▸ Problem to solve: Please transcribe the records precisely; pictures stay out of your copy.

▸ Stored rows:

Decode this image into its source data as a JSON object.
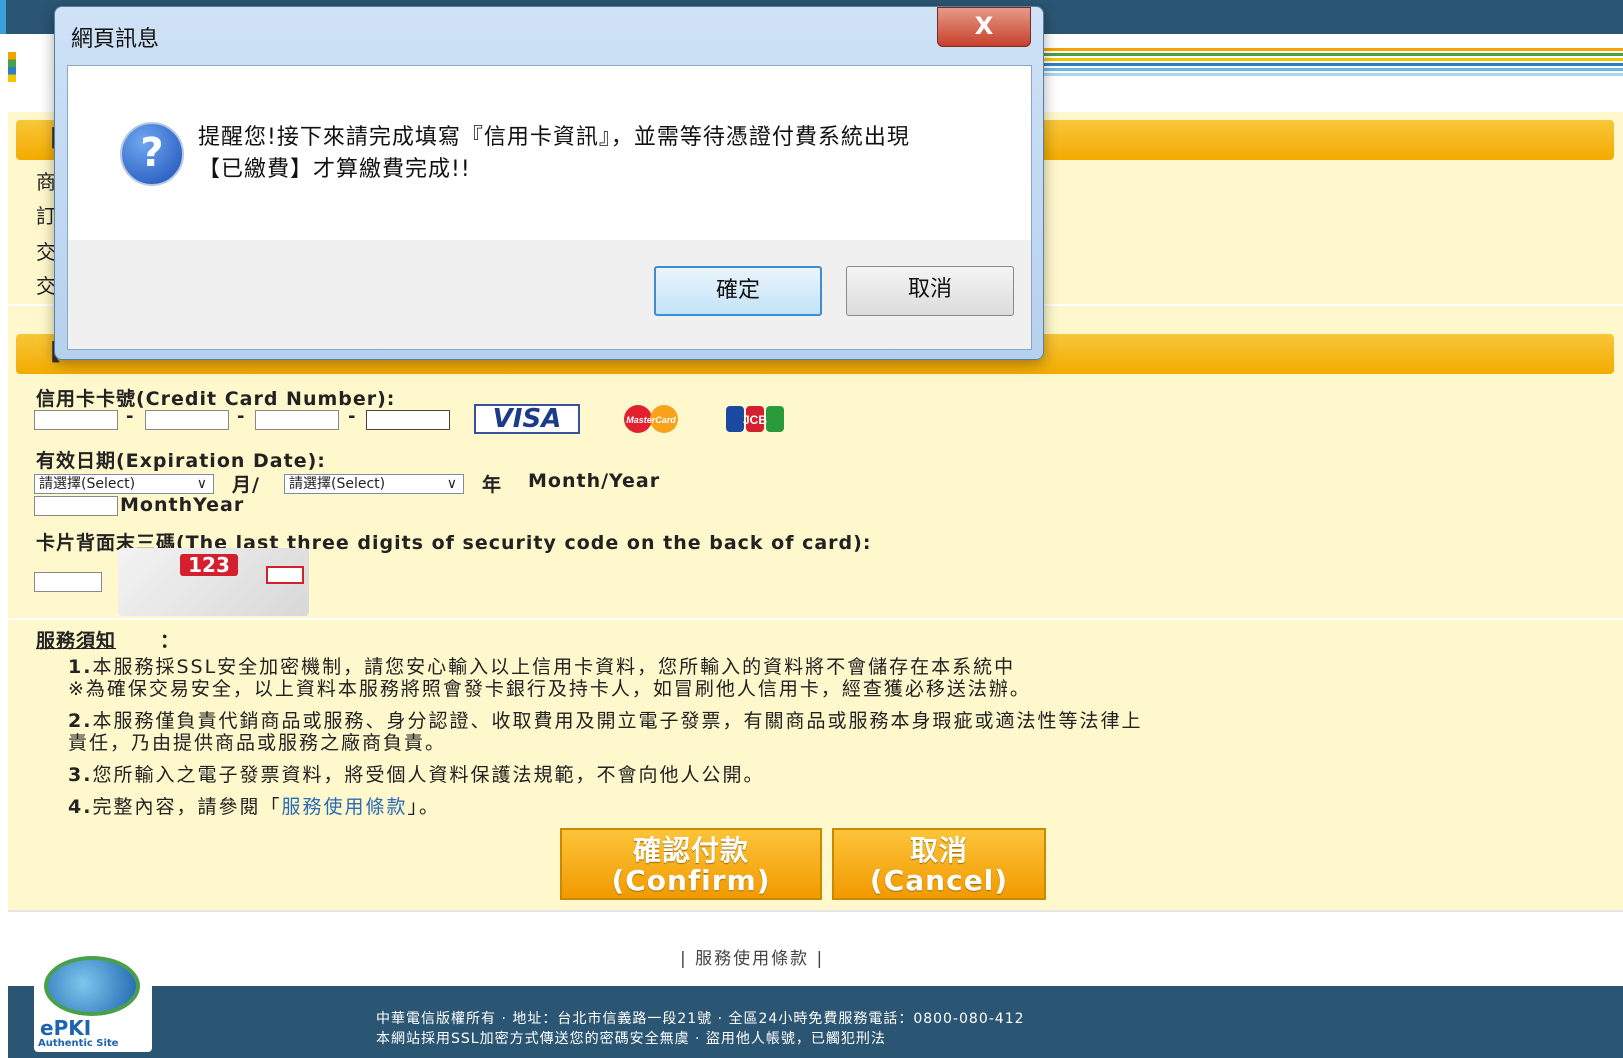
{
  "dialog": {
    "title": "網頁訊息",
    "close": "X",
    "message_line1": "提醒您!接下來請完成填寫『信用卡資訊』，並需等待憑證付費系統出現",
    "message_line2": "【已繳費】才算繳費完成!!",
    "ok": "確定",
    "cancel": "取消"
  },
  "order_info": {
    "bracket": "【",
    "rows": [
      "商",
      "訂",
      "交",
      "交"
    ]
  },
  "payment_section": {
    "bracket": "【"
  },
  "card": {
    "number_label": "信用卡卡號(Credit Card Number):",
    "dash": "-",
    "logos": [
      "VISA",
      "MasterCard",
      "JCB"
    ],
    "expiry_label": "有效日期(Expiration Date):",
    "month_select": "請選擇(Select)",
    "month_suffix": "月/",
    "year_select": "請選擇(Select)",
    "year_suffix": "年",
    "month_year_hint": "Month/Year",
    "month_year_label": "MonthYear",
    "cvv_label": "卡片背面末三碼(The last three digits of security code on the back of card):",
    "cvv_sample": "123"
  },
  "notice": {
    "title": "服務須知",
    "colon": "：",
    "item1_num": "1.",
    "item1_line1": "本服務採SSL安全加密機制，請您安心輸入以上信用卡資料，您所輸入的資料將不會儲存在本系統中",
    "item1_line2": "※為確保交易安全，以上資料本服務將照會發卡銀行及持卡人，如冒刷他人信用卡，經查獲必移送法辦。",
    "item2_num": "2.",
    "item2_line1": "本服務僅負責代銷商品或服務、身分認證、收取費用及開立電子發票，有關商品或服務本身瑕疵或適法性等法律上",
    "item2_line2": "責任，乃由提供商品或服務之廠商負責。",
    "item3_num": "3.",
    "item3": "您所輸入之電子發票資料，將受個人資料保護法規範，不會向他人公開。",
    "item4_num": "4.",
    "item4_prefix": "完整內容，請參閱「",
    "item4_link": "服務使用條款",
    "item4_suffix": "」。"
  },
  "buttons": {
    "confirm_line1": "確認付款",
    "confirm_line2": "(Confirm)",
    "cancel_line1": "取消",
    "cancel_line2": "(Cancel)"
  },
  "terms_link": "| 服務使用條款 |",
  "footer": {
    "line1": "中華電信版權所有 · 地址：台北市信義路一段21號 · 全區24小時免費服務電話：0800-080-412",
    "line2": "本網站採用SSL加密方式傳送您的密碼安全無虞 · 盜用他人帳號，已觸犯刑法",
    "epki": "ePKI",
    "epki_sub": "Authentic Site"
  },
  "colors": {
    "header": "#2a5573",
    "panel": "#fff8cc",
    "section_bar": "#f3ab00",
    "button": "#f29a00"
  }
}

▸ Exercise solution:
Decode this image into its source data as a JSON object.
{
  "dialog": {
    "title": "網頁訊息",
    "close": "X",
    "message_line1": "提醒您!接下來請完成填寫『信用卡資訊』，並需等待憑證付費系統出現",
    "message_line2": "【已繳費】才算繳費完成!!",
    "ok": "確定",
    "cancel": "取消"
  },
  "order_info": {
    "bracket": "【",
    "rows": [
      "商",
      "訂",
      "交",
      "交"
    ]
  },
  "payment_section": {
    "bracket": "【"
  },
  "card": {
    "number_label": "信用卡卡號(Credit Card Number):",
    "dash": "-",
    "logos": [
      "VISA",
      "MasterCard",
      "JCB"
    ],
    "expiry_label": "有效日期(Expiration Date):",
    "month_select": "請選擇(Select)",
    "month_suffix": "月/",
    "year_select": "請選擇(Select)",
    "year_suffix": "年",
    "month_year_hint": "Month/Year",
    "month_year_label": "MonthYear",
    "cvv_label": "卡片背面末三碼(The last three digits of security code on the back of card):",
    "cvv_sample": "123"
  },
  "notice": {
    "title": "服務須知",
    "colon": "：",
    "item1_num": "1.",
    "item1_line1": "本服務採SSL安全加密機制，請您安心輸入以上信用卡資料，您所輸入的資料將不會儲存在本系統中",
    "item1_line2": "※為確保交易安全，以上資料本服務將照會發卡銀行及持卡人，如冒刷他人信用卡，經查獲必移送法辦。",
    "item2_num": "2.",
    "item2_line1": "本服務僅負責代銷商品或服務、身分認證、收取費用及開立電子發票，有關商品或服務本身瑕疵或適法性等法律上",
    "item2_line2": "責任，乃由提供商品或服務之廠商負責。",
    "item3_num": "3.",
    "item3": "您所輸入之電子發票資料，將受個人資料保護法規範，不會向他人公開。",
    "item4_num": "4.",
    "item4_prefix": "完整內容，請參閱「",
    "item4_link": "服務使用條款",
    "item4_suffix": "」。"
  },
  "buttons": {
    "confirm_line1": "確認付款",
    "confirm_line2": "(Confirm)",
    "cancel_line1": "取消",
    "cancel_line2": "(Cancel)"
  },
  "terms_link": "| 服務使用條款 |",
  "footer": {
    "line1": "中華電信版權所有 · 地址：台北市信義路一段21號 · 全區24小時免費服務電話：0800-080-412",
    "line2": "本網站採用SSL加密方式傳送您的密碼安全無虞 · 盜用他人帳號，已觸犯刑法",
    "epki": "ePKI",
    "epki_sub": "Authentic Site"
  },
  "colors": {
    "header": "#2a5573",
    "panel": "#fff8cc",
    "section_bar": "#f3ab00",
    "button": "#f29a00"
  }
}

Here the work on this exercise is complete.